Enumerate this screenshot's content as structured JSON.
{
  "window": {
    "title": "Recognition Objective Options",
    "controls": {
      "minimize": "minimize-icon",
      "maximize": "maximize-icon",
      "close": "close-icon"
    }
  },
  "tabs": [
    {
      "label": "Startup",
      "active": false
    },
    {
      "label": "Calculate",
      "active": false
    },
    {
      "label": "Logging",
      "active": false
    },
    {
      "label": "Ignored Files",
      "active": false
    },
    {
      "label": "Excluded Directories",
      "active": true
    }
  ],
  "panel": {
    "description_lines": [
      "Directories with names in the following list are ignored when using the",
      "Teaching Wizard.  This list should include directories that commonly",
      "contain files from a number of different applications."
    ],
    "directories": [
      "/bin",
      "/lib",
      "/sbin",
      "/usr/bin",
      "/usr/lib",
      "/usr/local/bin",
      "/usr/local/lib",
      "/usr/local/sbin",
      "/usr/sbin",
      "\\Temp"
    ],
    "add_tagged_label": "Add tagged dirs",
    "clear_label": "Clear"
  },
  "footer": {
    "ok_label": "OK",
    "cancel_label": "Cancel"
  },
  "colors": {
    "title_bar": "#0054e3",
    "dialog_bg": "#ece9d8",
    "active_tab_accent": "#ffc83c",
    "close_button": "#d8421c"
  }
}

-- -- --

__Your goal__:
Recopy the entries above exactly, with every line included.

__Answer to the exercise__:
Enumerate this screenshot's content as structured JSON.
{
  "window": {
    "title": "Recognition Objective Options",
    "controls": {
      "minimize": "minimize-icon",
      "maximize": "maximize-icon",
      "close": "close-icon"
    }
  },
  "tabs": [
    {
      "label": "Startup",
      "active": false
    },
    {
      "label": "Calculate",
      "active": false
    },
    {
      "label": "Logging",
      "active": false
    },
    {
      "label": "Ignored Files",
      "active": false
    },
    {
      "label": "Excluded Directories",
      "active": true
    }
  ],
  "panel": {
    "description_lines": [
      "Directories with names in the following list are ignored when using the",
      "Teaching Wizard.  This list should include directories that commonly",
      "contain files from a number of different applications."
    ],
    "directories": [
      "/bin",
      "/lib",
      "/sbin",
      "/usr/bin",
      "/usr/lib",
      "/usr/local/bin",
      "/usr/local/lib",
      "/usr/local/sbin",
      "/usr/sbin",
      "\\Temp"
    ],
    "add_tagged_label": "Add tagged dirs",
    "clear_label": "Clear"
  },
  "footer": {
    "ok_label": "OK",
    "cancel_label": "Cancel"
  },
  "colors": {
    "title_bar": "#0054e3",
    "dialog_bg": "#ece9d8",
    "active_tab_accent": "#ffc83c",
    "close_button": "#d8421c"
  }
}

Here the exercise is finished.